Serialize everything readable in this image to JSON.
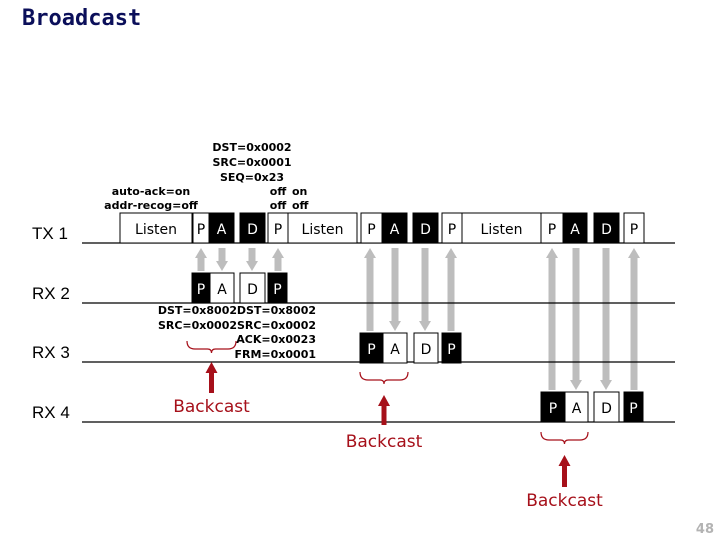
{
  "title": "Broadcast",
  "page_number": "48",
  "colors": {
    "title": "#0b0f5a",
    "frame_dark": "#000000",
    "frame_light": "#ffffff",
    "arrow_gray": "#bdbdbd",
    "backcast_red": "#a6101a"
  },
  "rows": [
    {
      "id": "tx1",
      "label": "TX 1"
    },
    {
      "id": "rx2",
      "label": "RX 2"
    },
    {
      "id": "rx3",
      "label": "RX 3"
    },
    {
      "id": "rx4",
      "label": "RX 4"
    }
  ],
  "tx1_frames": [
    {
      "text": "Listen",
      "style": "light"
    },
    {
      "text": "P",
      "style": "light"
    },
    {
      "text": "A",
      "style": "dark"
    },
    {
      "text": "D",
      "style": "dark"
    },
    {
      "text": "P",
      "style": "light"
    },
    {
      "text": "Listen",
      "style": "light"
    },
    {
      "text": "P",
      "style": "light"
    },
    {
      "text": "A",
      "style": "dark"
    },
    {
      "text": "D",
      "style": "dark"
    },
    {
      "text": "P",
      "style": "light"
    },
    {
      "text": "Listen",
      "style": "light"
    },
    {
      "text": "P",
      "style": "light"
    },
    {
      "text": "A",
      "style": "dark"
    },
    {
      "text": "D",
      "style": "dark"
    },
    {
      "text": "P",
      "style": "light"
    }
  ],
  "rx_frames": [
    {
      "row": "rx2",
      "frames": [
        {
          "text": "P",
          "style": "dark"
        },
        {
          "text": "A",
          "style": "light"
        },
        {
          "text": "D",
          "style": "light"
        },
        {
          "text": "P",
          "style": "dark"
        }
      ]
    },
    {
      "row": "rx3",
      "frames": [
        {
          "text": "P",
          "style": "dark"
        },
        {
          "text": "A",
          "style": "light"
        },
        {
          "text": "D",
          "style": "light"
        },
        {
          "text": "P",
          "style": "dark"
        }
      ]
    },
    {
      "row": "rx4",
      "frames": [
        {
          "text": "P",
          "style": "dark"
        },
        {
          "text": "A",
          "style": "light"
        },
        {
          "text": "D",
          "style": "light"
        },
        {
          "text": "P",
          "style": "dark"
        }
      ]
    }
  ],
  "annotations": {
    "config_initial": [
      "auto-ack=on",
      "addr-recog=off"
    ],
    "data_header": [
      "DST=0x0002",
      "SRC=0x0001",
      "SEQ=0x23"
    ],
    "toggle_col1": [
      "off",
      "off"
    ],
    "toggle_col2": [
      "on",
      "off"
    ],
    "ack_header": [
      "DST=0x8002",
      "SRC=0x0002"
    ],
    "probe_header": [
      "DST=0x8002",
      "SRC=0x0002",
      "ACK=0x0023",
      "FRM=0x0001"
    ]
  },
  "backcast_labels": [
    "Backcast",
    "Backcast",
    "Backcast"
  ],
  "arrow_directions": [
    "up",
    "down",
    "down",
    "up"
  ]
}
__________________________________________________
**EXERCISE:** Print the complete listing exactly, apart from any pictures.

**COMPLETE OUTPUT:**
Serialize everything readable in this image to JSON.
{
  "title": "Broadcast",
  "page_number": "48",
  "colors": {
    "title": "#0b0f5a",
    "frame_dark": "#000000",
    "frame_light": "#ffffff",
    "arrow_gray": "#bdbdbd",
    "backcast_red": "#a6101a"
  },
  "rows": [
    {
      "id": "tx1",
      "label": "TX 1"
    },
    {
      "id": "rx2",
      "label": "RX 2"
    },
    {
      "id": "rx3",
      "label": "RX 3"
    },
    {
      "id": "rx4",
      "label": "RX 4"
    }
  ],
  "tx1_frames": [
    {
      "text": "Listen",
      "style": "light"
    },
    {
      "text": "P",
      "style": "light"
    },
    {
      "text": "A",
      "style": "dark"
    },
    {
      "text": "D",
      "style": "dark"
    },
    {
      "text": "P",
      "style": "light"
    },
    {
      "text": "Listen",
      "style": "light"
    },
    {
      "text": "P",
      "style": "light"
    },
    {
      "text": "A",
      "style": "dark"
    },
    {
      "text": "D",
      "style": "dark"
    },
    {
      "text": "P",
      "style": "light"
    },
    {
      "text": "Listen",
      "style": "light"
    },
    {
      "text": "P",
      "style": "light"
    },
    {
      "text": "A",
      "style": "dark"
    },
    {
      "text": "D",
      "style": "dark"
    },
    {
      "text": "P",
      "style": "light"
    }
  ],
  "rx_frames": [
    {
      "row": "rx2",
      "frames": [
        {
          "text": "P",
          "style": "dark"
        },
        {
          "text": "A",
          "style": "light"
        },
        {
          "text": "D",
          "style": "light"
        },
        {
          "text": "P",
          "style": "dark"
        }
      ]
    },
    {
      "row": "rx3",
      "frames": [
        {
          "text": "P",
          "style": "dark"
        },
        {
          "text": "A",
          "style": "light"
        },
        {
          "text": "D",
          "style": "light"
        },
        {
          "text": "P",
          "style": "dark"
        }
      ]
    },
    {
      "row": "rx4",
      "frames": [
        {
          "text": "P",
          "style": "dark"
        },
        {
          "text": "A",
          "style": "light"
        },
        {
          "text": "D",
          "style": "light"
        },
        {
          "text": "P",
          "style": "dark"
        }
      ]
    }
  ],
  "annotations": {
    "config_initial": [
      "auto-ack=on",
      "addr-recog=off"
    ],
    "data_header": [
      "DST=0x0002",
      "SRC=0x0001",
      "SEQ=0x23"
    ],
    "toggle_col1": [
      "off",
      "off"
    ],
    "toggle_col2": [
      "on",
      "off"
    ],
    "ack_header": [
      "DST=0x8002",
      "SRC=0x0002"
    ],
    "probe_header": [
      "DST=0x8002",
      "SRC=0x0002",
      "ACK=0x0023",
      "FRM=0x0001"
    ]
  },
  "backcast_labels": [
    "Backcast",
    "Backcast",
    "Backcast"
  ],
  "arrow_directions": [
    "up",
    "down",
    "down",
    "up"
  ]
}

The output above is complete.